───── ROWS ─────

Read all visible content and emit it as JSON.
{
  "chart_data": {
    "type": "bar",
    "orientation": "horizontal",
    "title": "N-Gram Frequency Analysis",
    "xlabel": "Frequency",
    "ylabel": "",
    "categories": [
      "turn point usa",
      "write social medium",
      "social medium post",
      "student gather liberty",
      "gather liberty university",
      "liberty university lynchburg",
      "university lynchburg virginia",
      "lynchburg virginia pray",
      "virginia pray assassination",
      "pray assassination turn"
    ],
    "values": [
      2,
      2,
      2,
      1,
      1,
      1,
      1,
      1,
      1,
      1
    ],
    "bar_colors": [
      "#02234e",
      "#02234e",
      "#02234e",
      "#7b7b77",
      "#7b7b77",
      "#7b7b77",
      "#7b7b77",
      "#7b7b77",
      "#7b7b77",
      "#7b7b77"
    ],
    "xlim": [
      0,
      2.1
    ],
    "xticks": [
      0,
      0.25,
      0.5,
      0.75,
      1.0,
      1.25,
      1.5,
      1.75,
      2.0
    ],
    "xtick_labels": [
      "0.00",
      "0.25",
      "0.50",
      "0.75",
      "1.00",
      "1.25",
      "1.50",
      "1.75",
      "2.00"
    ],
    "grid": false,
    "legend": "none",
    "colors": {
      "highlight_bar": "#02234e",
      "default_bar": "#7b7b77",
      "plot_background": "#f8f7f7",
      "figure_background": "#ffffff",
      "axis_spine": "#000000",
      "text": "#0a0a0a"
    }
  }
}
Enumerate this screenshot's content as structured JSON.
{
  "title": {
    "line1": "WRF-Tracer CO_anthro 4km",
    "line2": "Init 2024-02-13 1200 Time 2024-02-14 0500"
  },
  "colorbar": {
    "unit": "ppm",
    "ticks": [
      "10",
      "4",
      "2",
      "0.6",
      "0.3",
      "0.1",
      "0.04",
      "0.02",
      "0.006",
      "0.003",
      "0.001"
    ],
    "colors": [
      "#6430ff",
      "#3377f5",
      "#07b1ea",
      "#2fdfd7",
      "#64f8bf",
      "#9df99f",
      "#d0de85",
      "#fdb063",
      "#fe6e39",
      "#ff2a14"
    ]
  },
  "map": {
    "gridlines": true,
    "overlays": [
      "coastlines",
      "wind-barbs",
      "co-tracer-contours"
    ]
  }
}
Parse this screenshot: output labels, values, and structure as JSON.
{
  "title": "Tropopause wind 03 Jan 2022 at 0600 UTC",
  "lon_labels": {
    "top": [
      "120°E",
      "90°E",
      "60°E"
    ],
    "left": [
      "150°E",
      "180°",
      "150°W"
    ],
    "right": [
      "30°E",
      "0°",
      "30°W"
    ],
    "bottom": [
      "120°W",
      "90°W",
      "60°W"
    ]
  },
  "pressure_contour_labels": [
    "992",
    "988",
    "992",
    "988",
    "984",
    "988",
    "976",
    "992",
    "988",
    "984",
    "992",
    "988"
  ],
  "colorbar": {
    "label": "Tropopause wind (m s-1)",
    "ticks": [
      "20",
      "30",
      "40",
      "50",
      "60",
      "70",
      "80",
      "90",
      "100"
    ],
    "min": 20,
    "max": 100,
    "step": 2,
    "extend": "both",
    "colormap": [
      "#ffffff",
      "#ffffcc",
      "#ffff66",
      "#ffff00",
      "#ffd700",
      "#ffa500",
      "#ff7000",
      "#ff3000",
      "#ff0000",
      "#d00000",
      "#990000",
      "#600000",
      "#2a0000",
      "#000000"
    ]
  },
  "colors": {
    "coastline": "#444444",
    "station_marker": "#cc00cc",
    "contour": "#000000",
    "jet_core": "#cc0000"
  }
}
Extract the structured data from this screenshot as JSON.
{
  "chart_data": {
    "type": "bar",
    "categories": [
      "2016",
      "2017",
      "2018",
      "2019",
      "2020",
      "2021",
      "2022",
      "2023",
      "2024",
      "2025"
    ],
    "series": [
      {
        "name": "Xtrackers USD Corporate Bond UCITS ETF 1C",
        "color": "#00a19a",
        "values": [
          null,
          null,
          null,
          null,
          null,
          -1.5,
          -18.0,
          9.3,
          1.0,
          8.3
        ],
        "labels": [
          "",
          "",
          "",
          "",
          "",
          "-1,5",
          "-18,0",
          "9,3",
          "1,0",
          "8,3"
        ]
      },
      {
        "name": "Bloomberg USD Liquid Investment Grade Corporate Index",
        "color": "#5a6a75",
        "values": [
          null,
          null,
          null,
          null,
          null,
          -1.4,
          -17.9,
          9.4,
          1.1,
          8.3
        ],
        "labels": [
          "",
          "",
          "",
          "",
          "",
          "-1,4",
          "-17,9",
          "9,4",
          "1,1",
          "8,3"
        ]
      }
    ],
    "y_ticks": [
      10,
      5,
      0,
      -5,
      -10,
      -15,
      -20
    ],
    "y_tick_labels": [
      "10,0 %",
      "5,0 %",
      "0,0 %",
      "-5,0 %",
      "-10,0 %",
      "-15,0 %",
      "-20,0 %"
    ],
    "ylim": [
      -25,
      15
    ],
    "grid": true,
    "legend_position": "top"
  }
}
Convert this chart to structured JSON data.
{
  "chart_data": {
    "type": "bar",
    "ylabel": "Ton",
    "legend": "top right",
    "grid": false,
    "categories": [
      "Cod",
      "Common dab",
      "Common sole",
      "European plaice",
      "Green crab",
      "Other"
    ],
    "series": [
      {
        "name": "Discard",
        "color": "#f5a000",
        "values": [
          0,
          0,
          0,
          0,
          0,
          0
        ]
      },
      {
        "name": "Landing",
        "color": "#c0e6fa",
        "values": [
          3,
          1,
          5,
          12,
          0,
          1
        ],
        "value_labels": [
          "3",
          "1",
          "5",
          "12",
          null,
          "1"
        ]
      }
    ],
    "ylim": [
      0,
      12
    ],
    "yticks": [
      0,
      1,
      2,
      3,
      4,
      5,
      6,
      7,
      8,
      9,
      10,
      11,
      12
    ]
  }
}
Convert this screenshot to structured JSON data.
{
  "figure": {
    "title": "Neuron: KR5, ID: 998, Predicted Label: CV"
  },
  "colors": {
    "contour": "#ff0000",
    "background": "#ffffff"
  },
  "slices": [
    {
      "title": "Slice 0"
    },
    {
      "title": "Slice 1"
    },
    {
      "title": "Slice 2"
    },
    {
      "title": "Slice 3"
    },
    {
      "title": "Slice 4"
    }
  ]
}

─────

[EXERCISE GOAL] Scan the material above. Copy each line that holds the word "gather".

[TASK ANSWER]
      "student gather liberty",
      "gather liberty university",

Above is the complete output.